Which lines in the records below contain the word "contribuable"? Copy each of them.
******
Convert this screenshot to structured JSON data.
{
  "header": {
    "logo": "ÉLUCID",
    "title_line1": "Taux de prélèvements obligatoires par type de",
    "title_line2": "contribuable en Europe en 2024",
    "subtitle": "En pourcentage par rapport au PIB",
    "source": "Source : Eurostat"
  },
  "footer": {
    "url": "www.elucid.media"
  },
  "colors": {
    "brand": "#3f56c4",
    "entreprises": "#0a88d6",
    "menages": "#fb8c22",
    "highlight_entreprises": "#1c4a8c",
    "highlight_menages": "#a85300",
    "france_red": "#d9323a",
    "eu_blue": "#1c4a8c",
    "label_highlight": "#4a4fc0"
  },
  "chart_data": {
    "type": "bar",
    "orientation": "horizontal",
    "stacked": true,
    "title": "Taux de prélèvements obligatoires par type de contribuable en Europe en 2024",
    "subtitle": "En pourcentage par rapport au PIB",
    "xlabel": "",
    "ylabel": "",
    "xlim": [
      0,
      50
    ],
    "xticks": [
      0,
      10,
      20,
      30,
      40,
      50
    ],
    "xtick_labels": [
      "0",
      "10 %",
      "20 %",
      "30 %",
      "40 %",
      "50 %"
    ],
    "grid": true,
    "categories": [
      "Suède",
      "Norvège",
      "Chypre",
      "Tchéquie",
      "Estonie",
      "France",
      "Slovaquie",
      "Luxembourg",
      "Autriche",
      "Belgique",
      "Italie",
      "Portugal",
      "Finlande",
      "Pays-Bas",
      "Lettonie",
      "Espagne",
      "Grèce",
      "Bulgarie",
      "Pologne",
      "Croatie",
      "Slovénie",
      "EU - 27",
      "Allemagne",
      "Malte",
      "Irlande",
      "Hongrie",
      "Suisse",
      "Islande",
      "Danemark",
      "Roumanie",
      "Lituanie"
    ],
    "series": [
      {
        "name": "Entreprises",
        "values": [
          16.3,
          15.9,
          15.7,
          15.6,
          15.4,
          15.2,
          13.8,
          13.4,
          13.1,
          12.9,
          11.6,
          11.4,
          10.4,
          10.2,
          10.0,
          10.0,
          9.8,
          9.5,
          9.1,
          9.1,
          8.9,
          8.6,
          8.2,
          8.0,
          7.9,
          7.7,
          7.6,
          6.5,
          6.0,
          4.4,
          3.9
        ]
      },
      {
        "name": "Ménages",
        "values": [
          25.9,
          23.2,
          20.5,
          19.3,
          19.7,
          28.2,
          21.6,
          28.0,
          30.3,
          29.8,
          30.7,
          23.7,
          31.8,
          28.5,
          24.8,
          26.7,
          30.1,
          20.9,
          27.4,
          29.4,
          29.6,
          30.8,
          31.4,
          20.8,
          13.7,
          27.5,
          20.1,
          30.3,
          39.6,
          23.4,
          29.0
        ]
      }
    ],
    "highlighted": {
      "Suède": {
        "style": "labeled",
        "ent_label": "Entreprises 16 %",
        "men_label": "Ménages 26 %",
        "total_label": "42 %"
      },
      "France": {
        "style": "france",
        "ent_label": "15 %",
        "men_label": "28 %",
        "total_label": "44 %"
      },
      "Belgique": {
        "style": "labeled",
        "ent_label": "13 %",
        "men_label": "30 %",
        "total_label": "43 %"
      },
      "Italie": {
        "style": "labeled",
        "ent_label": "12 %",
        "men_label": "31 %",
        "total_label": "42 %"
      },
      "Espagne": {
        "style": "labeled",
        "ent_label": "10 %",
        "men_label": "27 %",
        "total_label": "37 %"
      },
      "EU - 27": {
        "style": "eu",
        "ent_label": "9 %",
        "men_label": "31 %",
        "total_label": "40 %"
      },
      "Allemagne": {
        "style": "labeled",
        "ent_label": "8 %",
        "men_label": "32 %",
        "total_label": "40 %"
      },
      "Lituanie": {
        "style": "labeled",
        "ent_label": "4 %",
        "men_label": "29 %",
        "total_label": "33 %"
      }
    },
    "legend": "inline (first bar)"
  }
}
******
OUTPUT OF THE TASK:
    "title_line2": "contribuable en Europe en 2024",
    "title": "Taux de prélèvements obligatoires par type de contribuable en Europe en 2024",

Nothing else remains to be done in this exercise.